◆ Challenge:
Set down the material below word for word, excluding the pictures.

◆ Record set:
— begin —
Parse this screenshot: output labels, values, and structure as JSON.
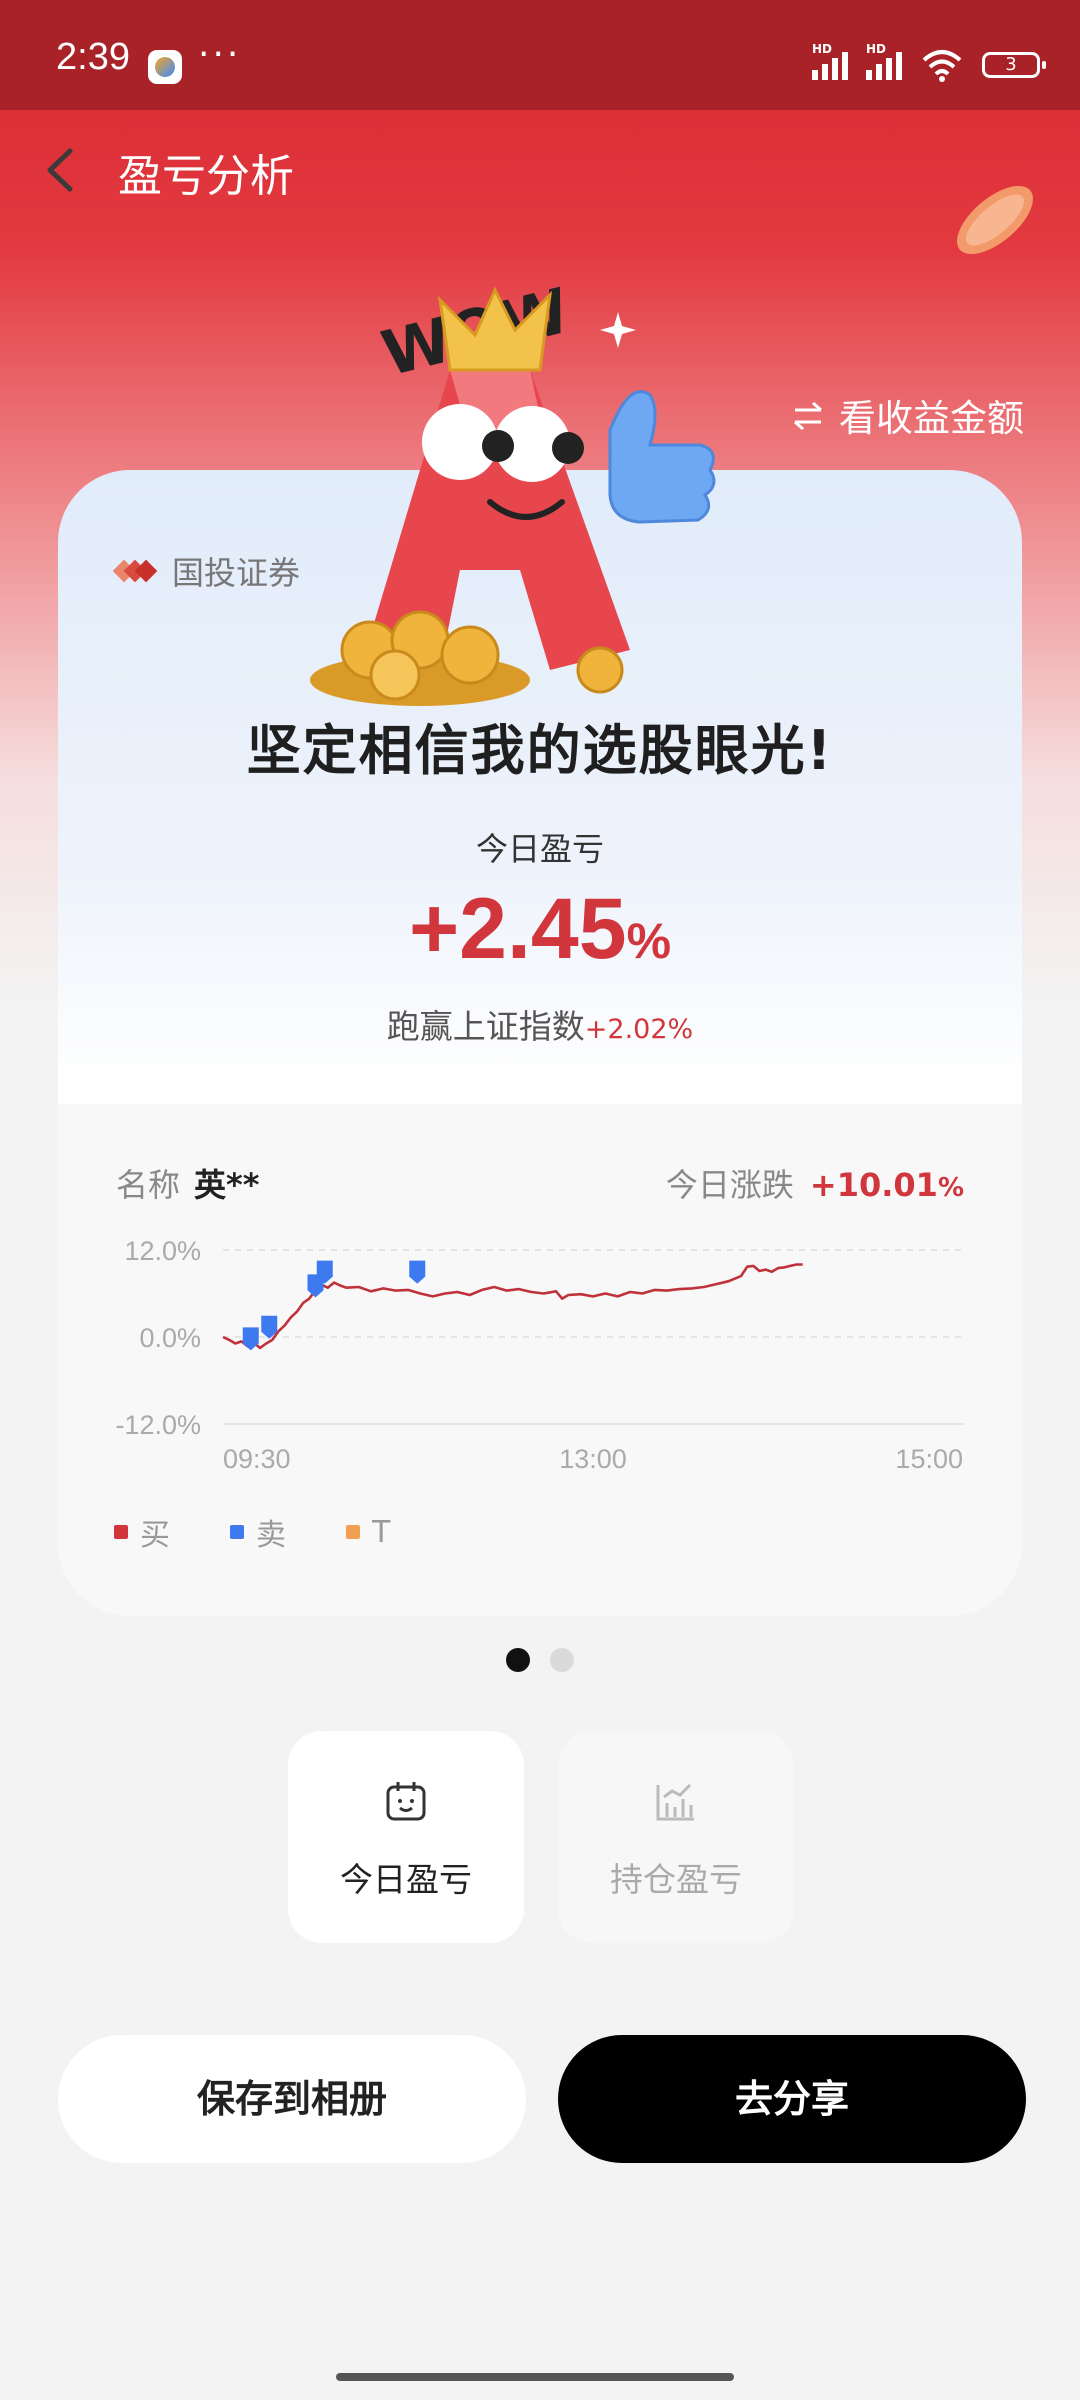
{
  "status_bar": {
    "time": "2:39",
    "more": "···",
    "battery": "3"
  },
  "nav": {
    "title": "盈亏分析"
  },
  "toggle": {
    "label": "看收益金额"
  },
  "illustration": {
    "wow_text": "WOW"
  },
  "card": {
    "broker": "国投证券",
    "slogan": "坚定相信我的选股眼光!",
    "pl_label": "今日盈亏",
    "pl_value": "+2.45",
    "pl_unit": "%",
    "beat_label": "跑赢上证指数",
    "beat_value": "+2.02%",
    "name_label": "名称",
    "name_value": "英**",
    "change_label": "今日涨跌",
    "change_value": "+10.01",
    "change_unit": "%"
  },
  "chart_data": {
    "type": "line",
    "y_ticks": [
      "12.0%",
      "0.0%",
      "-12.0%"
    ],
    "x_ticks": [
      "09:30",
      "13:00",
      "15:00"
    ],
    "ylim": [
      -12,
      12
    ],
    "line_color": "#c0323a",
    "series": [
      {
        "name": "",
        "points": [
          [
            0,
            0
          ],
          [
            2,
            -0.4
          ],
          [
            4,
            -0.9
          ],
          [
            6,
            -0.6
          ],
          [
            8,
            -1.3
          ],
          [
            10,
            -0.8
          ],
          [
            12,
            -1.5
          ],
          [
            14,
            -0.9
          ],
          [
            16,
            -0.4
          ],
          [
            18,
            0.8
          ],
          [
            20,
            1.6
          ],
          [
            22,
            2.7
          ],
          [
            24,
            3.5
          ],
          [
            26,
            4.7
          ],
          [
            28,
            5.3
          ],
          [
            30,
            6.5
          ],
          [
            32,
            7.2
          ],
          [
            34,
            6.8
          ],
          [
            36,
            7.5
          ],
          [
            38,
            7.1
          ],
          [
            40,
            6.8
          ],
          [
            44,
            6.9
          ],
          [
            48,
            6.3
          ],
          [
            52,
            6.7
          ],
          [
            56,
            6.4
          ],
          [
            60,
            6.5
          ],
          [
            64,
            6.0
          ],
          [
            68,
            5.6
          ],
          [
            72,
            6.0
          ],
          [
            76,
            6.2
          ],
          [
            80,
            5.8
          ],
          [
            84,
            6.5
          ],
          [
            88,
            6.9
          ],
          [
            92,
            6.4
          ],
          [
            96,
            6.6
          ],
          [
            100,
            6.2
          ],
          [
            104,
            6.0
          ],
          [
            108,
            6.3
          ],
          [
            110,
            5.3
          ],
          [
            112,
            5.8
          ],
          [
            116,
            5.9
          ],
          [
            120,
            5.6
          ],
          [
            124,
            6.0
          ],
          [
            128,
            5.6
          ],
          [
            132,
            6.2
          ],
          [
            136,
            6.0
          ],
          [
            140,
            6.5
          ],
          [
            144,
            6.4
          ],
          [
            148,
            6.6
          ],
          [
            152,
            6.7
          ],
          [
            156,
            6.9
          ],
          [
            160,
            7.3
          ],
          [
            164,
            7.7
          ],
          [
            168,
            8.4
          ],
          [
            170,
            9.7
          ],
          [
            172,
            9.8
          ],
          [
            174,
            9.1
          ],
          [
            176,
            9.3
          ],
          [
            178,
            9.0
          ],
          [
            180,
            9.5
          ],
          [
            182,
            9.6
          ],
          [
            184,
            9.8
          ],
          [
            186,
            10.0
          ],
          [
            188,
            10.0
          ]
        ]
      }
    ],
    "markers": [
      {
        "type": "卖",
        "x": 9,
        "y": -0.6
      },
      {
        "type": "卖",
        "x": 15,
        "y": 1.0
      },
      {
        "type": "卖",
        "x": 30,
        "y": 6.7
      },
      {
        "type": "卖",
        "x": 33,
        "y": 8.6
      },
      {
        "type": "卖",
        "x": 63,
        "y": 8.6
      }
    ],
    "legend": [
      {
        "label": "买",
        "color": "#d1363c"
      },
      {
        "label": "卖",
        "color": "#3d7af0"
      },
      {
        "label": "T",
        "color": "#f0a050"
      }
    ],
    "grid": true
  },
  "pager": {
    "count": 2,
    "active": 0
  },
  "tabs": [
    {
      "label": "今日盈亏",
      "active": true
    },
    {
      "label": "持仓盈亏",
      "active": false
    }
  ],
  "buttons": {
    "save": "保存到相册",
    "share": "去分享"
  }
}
— end —
◆ Task response:
Parse this screenshot: output labels, values, and structure as JSON.
{
  "status_bar": {
    "time": "2:39",
    "more": "···",
    "battery": "3"
  },
  "nav": {
    "title": "盈亏分析"
  },
  "toggle": {
    "label": "看收益金额"
  },
  "illustration": {
    "wow_text": "WOW"
  },
  "card": {
    "broker": "国投证券",
    "slogan": "坚定相信我的选股眼光!",
    "pl_label": "今日盈亏",
    "pl_value": "+2.45",
    "pl_unit": "%",
    "beat_label": "跑赢上证指数",
    "beat_value": "+2.02%",
    "name_label": "名称",
    "name_value": "英**",
    "change_label": "今日涨跌",
    "change_value": "+10.01",
    "change_unit": "%"
  },
  "chart_data": {
    "type": "line",
    "y_ticks": [
      "12.0%",
      "0.0%",
      "-12.0%"
    ],
    "x_ticks": [
      "09:30",
      "13:00",
      "15:00"
    ],
    "ylim": [
      -12,
      12
    ],
    "line_color": "#c0323a",
    "series": [
      {
        "name": "",
        "points": [
          [
            0,
            0
          ],
          [
            2,
            -0.4
          ],
          [
            4,
            -0.9
          ],
          [
            6,
            -0.6
          ],
          [
            8,
            -1.3
          ],
          [
            10,
            -0.8
          ],
          [
            12,
            -1.5
          ],
          [
            14,
            -0.9
          ],
          [
            16,
            -0.4
          ],
          [
            18,
            0.8
          ],
          [
            20,
            1.6
          ],
          [
            22,
            2.7
          ],
          [
            24,
            3.5
          ],
          [
            26,
            4.7
          ],
          [
            28,
            5.3
          ],
          [
            30,
            6.5
          ],
          [
            32,
            7.2
          ],
          [
            34,
            6.8
          ],
          [
            36,
            7.5
          ],
          [
            38,
            7.1
          ],
          [
            40,
            6.8
          ],
          [
            44,
            6.9
          ],
          [
            48,
            6.3
          ],
          [
            52,
            6.7
          ],
          [
            56,
            6.4
          ],
          [
            60,
            6.5
          ],
          [
            64,
            6.0
          ],
          [
            68,
            5.6
          ],
          [
            72,
            6.0
          ],
          [
            76,
            6.2
          ],
          [
            80,
            5.8
          ],
          [
            84,
            6.5
          ],
          [
            88,
            6.9
          ],
          [
            92,
            6.4
          ],
          [
            96,
            6.6
          ],
          [
            100,
            6.2
          ],
          [
            104,
            6.0
          ],
          [
            108,
            6.3
          ],
          [
            110,
            5.3
          ],
          [
            112,
            5.8
          ],
          [
            116,
            5.9
          ],
          [
            120,
            5.6
          ],
          [
            124,
            6.0
          ],
          [
            128,
            5.6
          ],
          [
            132,
            6.2
          ],
          [
            136,
            6.0
          ],
          [
            140,
            6.5
          ],
          [
            144,
            6.4
          ],
          [
            148,
            6.6
          ],
          [
            152,
            6.7
          ],
          [
            156,
            6.9
          ],
          [
            160,
            7.3
          ],
          [
            164,
            7.7
          ],
          [
            168,
            8.4
          ],
          [
            170,
            9.7
          ],
          [
            172,
            9.8
          ],
          [
            174,
            9.1
          ],
          [
            176,
            9.3
          ],
          [
            178,
            9.0
          ],
          [
            180,
            9.5
          ],
          [
            182,
            9.6
          ],
          [
            184,
            9.8
          ],
          [
            186,
            10.0
          ],
          [
            188,
            10.0
          ]
        ]
      }
    ],
    "markers": [
      {
        "type": "卖",
        "x": 9,
        "y": -0.6
      },
      {
        "type": "卖",
        "x": 15,
        "y": 1.0
      },
      {
        "type": "卖",
        "x": 30,
        "y": 6.7
      },
      {
        "type": "卖",
        "x": 33,
        "y": 8.6
      },
      {
        "type": "卖",
        "x": 63,
        "y": 8.6
      }
    ],
    "legend": [
      {
        "label": "买",
        "color": "#d1363c"
      },
      {
        "label": "卖",
        "color": "#3d7af0"
      },
      {
        "label": "T",
        "color": "#f0a050"
      }
    ],
    "grid": true
  },
  "pager": {
    "count": 2,
    "active": 0
  },
  "tabs": [
    {
      "label": "今日盈亏",
      "active": true
    },
    {
      "label": "持仓盈亏",
      "active": false
    }
  ],
  "buttons": {
    "save": "保存到相册",
    "share": "去分享"
  }
}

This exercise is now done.